WORK TO COMPLETE
Copy all of the material below exactly.

DATA PROVIDED
####
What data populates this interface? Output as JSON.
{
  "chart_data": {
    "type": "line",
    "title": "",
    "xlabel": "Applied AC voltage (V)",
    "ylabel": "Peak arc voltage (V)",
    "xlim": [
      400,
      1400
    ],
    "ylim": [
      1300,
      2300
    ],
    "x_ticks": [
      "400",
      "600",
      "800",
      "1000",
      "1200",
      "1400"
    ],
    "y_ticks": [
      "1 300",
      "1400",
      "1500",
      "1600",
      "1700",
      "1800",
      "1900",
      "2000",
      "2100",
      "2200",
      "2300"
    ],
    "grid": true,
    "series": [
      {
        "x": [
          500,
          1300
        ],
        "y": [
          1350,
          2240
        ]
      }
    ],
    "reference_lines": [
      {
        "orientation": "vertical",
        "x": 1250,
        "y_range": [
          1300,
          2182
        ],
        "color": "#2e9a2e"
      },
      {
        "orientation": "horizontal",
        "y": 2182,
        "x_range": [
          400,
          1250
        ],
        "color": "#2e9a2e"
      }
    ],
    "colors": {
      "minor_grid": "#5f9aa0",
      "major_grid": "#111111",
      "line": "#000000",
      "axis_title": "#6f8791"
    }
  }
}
####
WORKED ANSWER
What data populates this interface? Output as JSON.
{
  "chart_data": {
    "type": "line",
    "title": "",
    "xlabel": "Applied AC voltage (V)",
    "ylabel": "Peak arc voltage (V)",
    "xlim": [
      400,
      1400
    ],
    "ylim": [
      1300,
      2300
    ],
    "x_ticks": [
      "400",
      "600",
      "800",
      "1000",
      "1200",
      "1400"
    ],
    "y_ticks": [
      "1 300",
      "1400",
      "1500",
      "1600",
      "1700",
      "1800",
      "1900",
      "2000",
      "2100",
      "2200",
      "2300"
    ],
    "grid": true,
    "series": [
      {
        "x": [
          500,
          1300
        ],
        "y": [
          1350,
          2240
        ]
      }
    ],
    "reference_lines": [
      {
        "orientation": "vertical",
        "x": 1250,
        "y_range": [
          1300,
          2182
        ],
        "color": "#2e9a2e"
      },
      {
        "orientation": "horizontal",
        "y": 2182,
        "x_range": [
          400,
          1250
        ],
        "color": "#2e9a2e"
      }
    ],
    "colors": {
      "minor_grid": "#5f9aa0",
      "major_grid": "#111111",
      "line": "#000000",
      "axis_title": "#6f8791"
    }
  }
}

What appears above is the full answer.